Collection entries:
## BEGIN
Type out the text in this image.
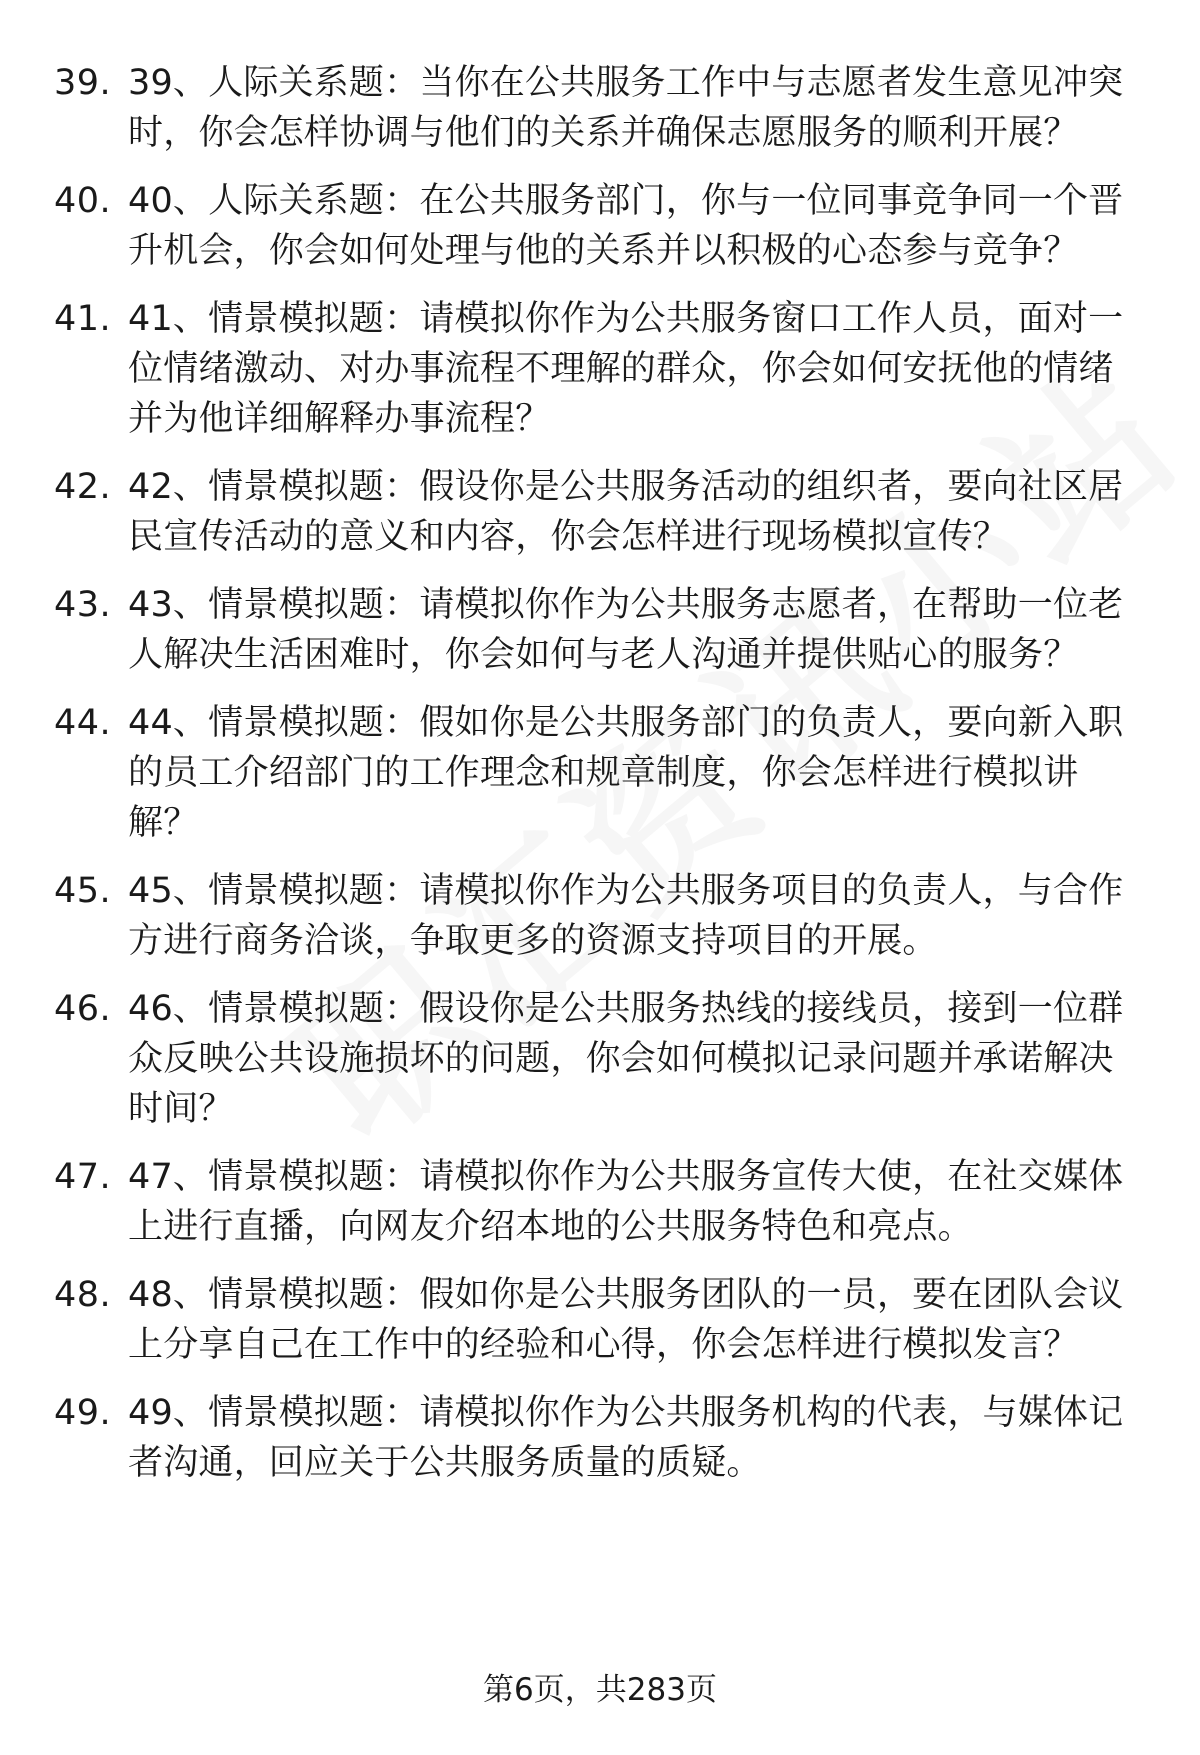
39. 39、人际关系题：当你在公共服务工作中与志愿者发生意见冲突时，你会怎样协调与他们的关系并确保志愿服务的顺利开展？
40. 40、人际关系题：在公共服务部门，你与一位同事竞争同一个晋升机会，你会如何处理与他的关系并以积极的心态参与竞争？
41. 41、情景模拟题：请模拟你作为公共服务窗口工作人员，面对一位情绪激动、对办事流程不理解的群众，你会如何安抚他的情绪并为他详细解释办事流程？
42. 42、情景模拟题：假设你是公共服务活动的组织者，要向社区居民宣传活动的意义和内容，你会怎样进行现场模拟宣传？
43. 43、情景模拟题：请模拟你作为公共服务志愿者，在帮助一位老人解决生活困难时，你会如何与老人沟通并提供贴心的服务？
44. 44、情景模拟题：假如你是公共服务部门的负责人，要向新入职的员工介绍部门的工作理念和规章制度，你会怎样进行模拟讲解？
45. 45、情景模拟题：请模拟你作为公共服务项目的负责人，与合作方进行商务洽谈，争取更多的资源支持项目的开展。
46. 46、情景模拟题：假设你是公共服务热线的接线员，接到一位群众反映公共设施损坏的问题，你会如何模拟记录问题并承诺解决时间？
47. 47、情景模拟题：请模拟你作为公共服务宣传大使，在社交媒体上进行直播，向网友介绍本地的公共服务特色和亮点。
48. 48、情景模拟题：假如你是公共服务团队的一员，要在团队会议上分享自己在工作中的经验和心得，你会怎样进行模拟发言？
49. 49、情景模拟题：请模拟你作为公共服务机构的代表，与媒体记者沟通，回应关于公共服务质量的质疑。
第6页，共283页
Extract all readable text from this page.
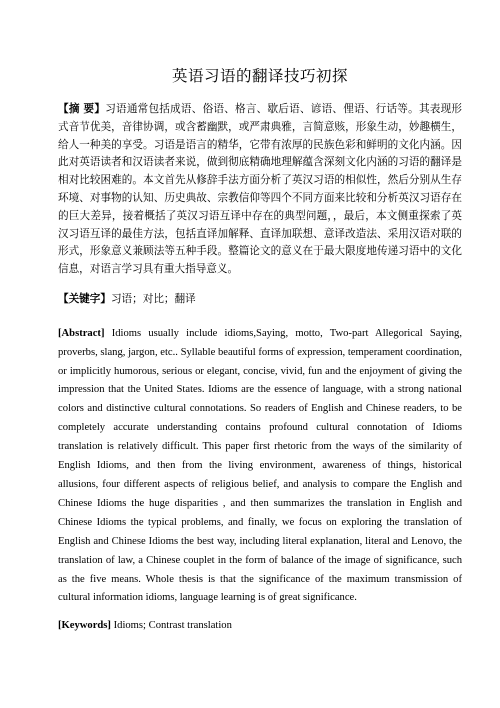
英语习语的翻译技巧初探
【摘 要】习语通常包括成语、俗语、格言、歇后语、谚语、俚语、行话等。其表现形式音节优美，音律协调，或含蓄幽默，或严肃典雅，言简意赅，形象生动，妙趣横生，给人一种美的享受。习语是语言的精华，它带有浓厚的民族色彩和鲜明的文化内涵。因此对英语读者和汉语读者来说，做到彻底精确地理解蕴含深刻文化内涵的习语的翻译是相对比较困难的。本文首先从修辞手法方面分析了英汉习语的相似性，然后分别从生存环境、对事物的认知、历史典故、宗教信仰等四个不同方面来比较和分析英汉习语存在的巨大差异，接着概括了英汉习语互译中存在的典型问题，，最后，本文侧重探索了英汉习语互译的最佳方法，包括直译加解释、直译加联想、意译改造法、采用汉语对联的形式，形象意义兼顾法等五种手段。整篇论文的意义在于最大限度地传递习语中的文化信息，对语言学习具有重大指导意义。
【关键字】习语；对比；翻译
[Abstract] Idioms usually include idioms,Saying, motto, Two-part Allegorical Saying, proverbs, slang, jargon, etc.. Syllable beautiful forms of expression, temperament coordination, or implicitly humorous, serious or elegant, concise, vivid, fun and the enjoyment of giving the impression that the United States. Idioms are the essence of language, with a strong national colors and distinctive cultural connotations. So readers of English and Chinese readers, to be completely accurate understanding contains profound cultural connotation of Idioms translation is relatively difficult. This paper first rhetoric from the ways of the similarity of English Idioms, and then from the living environment, awareness of things, historical allusions, four different aspects of religious belief, and analysis to compare the English and Chinese Idioms the huge disparities , and then summarizes the translation in English and Chinese Idioms the typical problems, and finally, we focus on exploring the translation of English and Chinese Idioms the best way, including literal explanation, literal and Lenovo, the translation of law, a Chinese couplet in the form of balance of the image of significance, such as the five means. Whole thesis is that the significance of the maximum transmission of cultural information idioms, language learning is of great significance.
[Keywords] Idioms; Contrast translation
## END
TASK PROMPT:
Go through the material and copy out every line with "text" in it.

THE SOLUTION:
Type out the text in this image.
Extract all readable text from this page.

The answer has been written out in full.